» Quoted passage:
════════
Page MenuHomePhabricator

Logstash is overwhelmed
Open, MediumPublic

Description

logstash-k8s indexes have nearly quadrupled in size since 60d ago leading to curator forcemerge failures and running out of space on the ssd hosts.

Screenshot from 2025-03-27 16-33-07.png (370×1 px, 67 KB)

X-Axis is day, Y-Axis is in GB

Details

Related Changes in Gerrit:
SubjectRepoBranchLines +/-
operations/puppetproduction+36 -0
operations/puppetproduction+2 -2
operations/puppetproduction+5 -0
operations/puppetproduction+47 -0
operations/puppetproduction+8 -0
operations/puppetproduction+5 -0
operations/puppetproduction+61 -0
operations/puppetproduction+36 -2
operations/puppetproduction+8 -7
operations/puppetproduction+50 -0
operations/puppetproduction+78 -1
operations/puppetproduction+3 -6
operations/puppetproduction+1 -1
operations/puppetproduction+1 -1
operations/puppetproduction+7 -0
operations/puppetproduction+9 -2
operations/puppetproduction+9 -0
operations/puppetproduction+1 -1
operations/puppetproduction+2 -2
operations/puppetproduction+8 -0
operations/puppetproduction+55 -125
operations/puppetproduction+20 -17
operations/deployment-chartsmaster+3 -0
Show related patches Customize query in gerrit

Event Timeline

There are a very large number of changes, so older changes are hidden. Show Older Changes

First suspect is kubernetes.container_name:"production-ratelimit" generating debug logs at around 1500/sec.

colewhite updated the task description. (Show Details)

Change #1131777 had a related patch set uploaded (by Clément Goubert; author: Clément Goubert):

[operations/deployment-charts@master] api-gateway: Lower ratelimit log level

https://gerrit.wikimedia.org/r/1131777

Change #1131777 merged by jenkins-bot:

[operations/deployment-charts@master] api-gateway: Lower ratelimit log level

https://gerrit.wikimedia.org/r/1131777

colewhite changed the task status from In Progress to Open.Mar 27 2025, 5:10 PM
colewhite lowered the priority of this task from High to Medium.

Log volume is down quite a bit since raising the production-ratelimit log level filter. Will check back in on this in a few days to re-evaluate in case there are other applications doing the same thing.

Checking back today, istio-ingressgateway is logging about 1000/logs/sec these days.

istio-ingressgateway was last discussed in July 2023, during its early stages. I think its time for another look as istio-ingressgateway is solidly half of all logs we get via kubernetes.

@elukey would it be reasonable to either reduce the number of istio-ingressgateway logs stored either via sampling or can we implement reduced retention to less than 90d? Either way is reasonably easy to accomplish.

Spoke too soon about istio - they're not in the k8s indexes!

The biggest contributor to the logstash-k8s indexes now is revertrisk-language-agnostic-predictor-default-00025 at more than half of all logs from k8s at ~378/logs/sec (~32 million per day).

We'll check back in next week to see if the index size is overall back to within reasonable.
════════
» Stated task 1:
Reproduce the entries verbatim, beginning with their first line and stopping after the line that contains "208, 38, 222]".
════════
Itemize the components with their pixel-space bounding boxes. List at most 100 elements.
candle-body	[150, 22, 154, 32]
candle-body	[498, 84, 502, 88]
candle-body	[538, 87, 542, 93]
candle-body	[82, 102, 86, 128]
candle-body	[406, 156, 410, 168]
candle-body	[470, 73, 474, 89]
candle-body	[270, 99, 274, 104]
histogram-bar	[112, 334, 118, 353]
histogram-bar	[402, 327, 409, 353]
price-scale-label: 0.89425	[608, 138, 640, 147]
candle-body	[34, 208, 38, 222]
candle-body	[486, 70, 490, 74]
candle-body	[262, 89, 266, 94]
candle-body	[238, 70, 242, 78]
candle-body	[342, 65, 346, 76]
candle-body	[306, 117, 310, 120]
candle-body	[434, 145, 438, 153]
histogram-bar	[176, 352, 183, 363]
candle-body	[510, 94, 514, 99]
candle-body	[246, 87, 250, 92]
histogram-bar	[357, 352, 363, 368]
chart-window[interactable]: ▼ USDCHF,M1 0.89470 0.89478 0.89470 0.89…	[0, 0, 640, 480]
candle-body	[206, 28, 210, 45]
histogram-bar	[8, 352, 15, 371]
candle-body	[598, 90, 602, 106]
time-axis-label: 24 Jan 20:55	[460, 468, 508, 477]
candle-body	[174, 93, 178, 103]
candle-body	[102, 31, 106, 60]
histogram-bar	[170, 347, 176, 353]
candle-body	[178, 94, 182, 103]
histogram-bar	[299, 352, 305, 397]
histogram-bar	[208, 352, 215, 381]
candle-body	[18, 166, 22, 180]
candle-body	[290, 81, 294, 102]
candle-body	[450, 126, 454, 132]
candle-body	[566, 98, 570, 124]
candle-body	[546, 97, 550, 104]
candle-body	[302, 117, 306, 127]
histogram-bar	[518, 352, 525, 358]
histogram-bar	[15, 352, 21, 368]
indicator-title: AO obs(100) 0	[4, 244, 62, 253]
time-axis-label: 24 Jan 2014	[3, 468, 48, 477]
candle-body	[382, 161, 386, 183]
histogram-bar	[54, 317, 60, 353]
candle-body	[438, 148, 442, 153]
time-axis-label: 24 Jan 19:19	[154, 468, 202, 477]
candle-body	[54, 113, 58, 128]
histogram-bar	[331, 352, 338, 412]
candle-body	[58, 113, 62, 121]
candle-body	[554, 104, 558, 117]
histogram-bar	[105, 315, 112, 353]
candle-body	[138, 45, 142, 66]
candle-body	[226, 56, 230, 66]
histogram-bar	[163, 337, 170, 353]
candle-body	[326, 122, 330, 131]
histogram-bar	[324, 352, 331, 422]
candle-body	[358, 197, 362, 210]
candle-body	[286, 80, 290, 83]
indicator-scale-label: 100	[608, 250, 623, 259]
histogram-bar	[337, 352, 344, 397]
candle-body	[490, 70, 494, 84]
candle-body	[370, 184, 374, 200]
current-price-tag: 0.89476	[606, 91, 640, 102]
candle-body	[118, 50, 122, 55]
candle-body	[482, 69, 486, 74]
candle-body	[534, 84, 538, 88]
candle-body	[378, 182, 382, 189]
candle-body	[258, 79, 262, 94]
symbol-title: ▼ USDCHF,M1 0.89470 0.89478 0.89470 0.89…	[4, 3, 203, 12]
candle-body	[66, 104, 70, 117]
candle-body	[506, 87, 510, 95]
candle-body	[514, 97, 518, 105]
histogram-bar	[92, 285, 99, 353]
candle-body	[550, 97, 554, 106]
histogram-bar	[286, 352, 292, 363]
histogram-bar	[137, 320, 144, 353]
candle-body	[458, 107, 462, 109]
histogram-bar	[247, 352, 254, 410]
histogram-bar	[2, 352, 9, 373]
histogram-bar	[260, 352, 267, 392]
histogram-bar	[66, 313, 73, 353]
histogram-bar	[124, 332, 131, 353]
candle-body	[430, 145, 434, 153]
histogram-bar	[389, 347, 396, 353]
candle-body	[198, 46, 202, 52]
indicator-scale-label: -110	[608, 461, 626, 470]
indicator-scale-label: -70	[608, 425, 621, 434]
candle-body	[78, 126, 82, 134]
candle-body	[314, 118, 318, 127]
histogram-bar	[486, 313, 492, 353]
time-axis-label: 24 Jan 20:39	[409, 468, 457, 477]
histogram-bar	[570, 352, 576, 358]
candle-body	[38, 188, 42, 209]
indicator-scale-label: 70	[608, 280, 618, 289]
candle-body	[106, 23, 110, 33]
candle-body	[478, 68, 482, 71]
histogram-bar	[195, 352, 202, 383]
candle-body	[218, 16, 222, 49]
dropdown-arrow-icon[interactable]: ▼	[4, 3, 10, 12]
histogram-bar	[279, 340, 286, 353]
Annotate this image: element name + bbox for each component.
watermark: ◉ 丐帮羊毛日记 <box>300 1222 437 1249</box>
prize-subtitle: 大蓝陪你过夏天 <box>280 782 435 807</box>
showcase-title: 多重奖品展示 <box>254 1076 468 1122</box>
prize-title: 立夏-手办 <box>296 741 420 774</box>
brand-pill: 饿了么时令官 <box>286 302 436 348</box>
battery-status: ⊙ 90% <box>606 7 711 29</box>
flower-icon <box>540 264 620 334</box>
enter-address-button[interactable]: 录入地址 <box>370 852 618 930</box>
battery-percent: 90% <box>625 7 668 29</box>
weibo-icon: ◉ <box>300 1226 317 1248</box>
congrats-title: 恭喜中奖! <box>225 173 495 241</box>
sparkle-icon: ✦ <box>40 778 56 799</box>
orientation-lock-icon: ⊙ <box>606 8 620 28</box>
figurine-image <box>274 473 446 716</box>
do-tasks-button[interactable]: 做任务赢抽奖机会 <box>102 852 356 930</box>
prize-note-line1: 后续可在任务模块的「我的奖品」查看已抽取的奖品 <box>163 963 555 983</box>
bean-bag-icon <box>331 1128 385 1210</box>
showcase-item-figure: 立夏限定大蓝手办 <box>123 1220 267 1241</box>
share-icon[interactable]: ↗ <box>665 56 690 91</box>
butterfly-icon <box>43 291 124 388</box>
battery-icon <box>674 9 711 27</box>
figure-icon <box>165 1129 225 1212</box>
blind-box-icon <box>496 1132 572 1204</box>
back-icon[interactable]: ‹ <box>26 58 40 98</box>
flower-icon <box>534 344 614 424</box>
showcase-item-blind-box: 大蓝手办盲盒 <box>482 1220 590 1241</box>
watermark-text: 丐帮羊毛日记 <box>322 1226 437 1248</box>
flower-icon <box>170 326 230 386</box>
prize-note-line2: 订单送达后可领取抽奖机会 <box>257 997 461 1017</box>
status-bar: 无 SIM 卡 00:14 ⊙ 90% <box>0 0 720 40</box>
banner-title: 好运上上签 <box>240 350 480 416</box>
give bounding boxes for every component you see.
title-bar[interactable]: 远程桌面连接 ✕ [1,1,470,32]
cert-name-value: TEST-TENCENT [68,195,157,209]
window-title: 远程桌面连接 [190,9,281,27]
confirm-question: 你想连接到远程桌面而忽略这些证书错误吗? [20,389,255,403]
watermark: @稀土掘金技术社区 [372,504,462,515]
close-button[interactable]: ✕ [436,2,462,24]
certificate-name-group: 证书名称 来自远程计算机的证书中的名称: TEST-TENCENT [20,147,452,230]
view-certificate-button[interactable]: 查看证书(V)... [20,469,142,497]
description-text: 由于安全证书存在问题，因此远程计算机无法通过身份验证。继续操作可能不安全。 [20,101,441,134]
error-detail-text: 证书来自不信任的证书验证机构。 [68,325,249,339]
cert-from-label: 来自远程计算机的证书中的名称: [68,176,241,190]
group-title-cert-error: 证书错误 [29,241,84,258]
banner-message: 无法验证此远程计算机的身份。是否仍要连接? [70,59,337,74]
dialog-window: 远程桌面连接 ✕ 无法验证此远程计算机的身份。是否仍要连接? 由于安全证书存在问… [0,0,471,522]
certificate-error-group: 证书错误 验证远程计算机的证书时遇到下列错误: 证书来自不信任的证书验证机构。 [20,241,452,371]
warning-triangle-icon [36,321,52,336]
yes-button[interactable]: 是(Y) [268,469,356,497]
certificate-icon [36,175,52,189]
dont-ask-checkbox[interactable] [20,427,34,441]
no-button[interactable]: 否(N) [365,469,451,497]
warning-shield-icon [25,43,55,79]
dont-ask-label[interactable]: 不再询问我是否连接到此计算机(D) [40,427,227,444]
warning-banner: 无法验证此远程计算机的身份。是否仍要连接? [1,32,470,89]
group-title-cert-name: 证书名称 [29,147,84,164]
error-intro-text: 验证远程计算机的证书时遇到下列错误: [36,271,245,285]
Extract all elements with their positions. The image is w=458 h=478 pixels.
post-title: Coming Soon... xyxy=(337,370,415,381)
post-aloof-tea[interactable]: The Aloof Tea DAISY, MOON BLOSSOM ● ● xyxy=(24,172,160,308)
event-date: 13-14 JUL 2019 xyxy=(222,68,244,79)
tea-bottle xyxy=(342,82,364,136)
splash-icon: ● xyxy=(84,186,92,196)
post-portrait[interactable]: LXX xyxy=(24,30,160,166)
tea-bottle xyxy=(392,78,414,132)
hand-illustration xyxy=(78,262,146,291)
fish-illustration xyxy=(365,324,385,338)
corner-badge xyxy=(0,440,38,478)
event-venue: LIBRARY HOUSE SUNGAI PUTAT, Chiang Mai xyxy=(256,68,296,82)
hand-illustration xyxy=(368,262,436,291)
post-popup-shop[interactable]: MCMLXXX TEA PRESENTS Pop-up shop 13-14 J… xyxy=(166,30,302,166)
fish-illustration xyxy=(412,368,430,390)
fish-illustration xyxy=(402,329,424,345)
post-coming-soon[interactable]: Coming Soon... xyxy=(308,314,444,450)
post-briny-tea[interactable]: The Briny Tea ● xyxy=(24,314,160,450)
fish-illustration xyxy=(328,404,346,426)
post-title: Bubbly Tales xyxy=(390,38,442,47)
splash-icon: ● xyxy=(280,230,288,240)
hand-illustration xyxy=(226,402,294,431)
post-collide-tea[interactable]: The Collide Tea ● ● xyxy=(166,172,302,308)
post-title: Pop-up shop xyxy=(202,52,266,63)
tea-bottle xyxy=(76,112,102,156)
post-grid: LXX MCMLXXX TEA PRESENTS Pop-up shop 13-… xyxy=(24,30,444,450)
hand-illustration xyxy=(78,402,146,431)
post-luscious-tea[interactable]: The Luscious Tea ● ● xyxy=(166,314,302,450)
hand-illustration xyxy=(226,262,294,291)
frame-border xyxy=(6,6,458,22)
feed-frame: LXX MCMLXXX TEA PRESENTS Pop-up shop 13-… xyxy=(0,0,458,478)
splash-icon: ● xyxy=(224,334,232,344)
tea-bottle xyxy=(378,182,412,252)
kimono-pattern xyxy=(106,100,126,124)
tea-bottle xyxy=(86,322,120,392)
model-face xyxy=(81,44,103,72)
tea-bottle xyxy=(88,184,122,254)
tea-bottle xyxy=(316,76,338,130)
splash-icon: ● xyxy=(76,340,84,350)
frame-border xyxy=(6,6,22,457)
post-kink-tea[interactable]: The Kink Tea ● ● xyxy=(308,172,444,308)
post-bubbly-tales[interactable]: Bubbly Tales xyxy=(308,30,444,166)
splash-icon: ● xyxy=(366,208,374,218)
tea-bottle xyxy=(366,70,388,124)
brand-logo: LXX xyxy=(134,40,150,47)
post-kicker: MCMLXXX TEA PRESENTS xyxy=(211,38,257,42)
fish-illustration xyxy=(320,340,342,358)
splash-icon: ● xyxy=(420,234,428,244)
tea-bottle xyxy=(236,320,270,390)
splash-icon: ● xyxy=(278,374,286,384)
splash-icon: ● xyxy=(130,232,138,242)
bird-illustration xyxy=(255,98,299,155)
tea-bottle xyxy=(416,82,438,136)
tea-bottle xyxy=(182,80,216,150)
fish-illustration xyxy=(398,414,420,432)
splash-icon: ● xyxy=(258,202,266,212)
════════
» Stated task 2:
Write out the part of the Logstash thread that begins at the words "Logstash is overwhelmed" and ends after "the ssd hosts.", without changing anything.

» Written reply 1:
Itemize the components with their pixel-space bounding boxes. List at most 100 elements.
candle-body	[150, 22, 154, 32]
candle-body	[498, 84, 502, 88]
candle-body	[538, 87, 542, 93]
candle-body	[82, 102, 86, 128]
candle-body	[406, 156, 410, 168]
candle-body	[470, 73, 474, 89]
candle-body	[270, 99, 274, 104]
histogram-bar	[112, 334, 118, 353]
histogram-bar	[402, 327, 409, 353]
price-scale-label: 0.89425	[608, 138, 640, 147]
candle-body	[34, 208, 38, 222]

» Written reply 2:
Logstash is overwhelmed
Open, MediumPublic

Description

logstash-k8s indexes have nearly quadrupled in size since 60d ago leading to curator forcemerge failures and running out of space on the ssd hosts.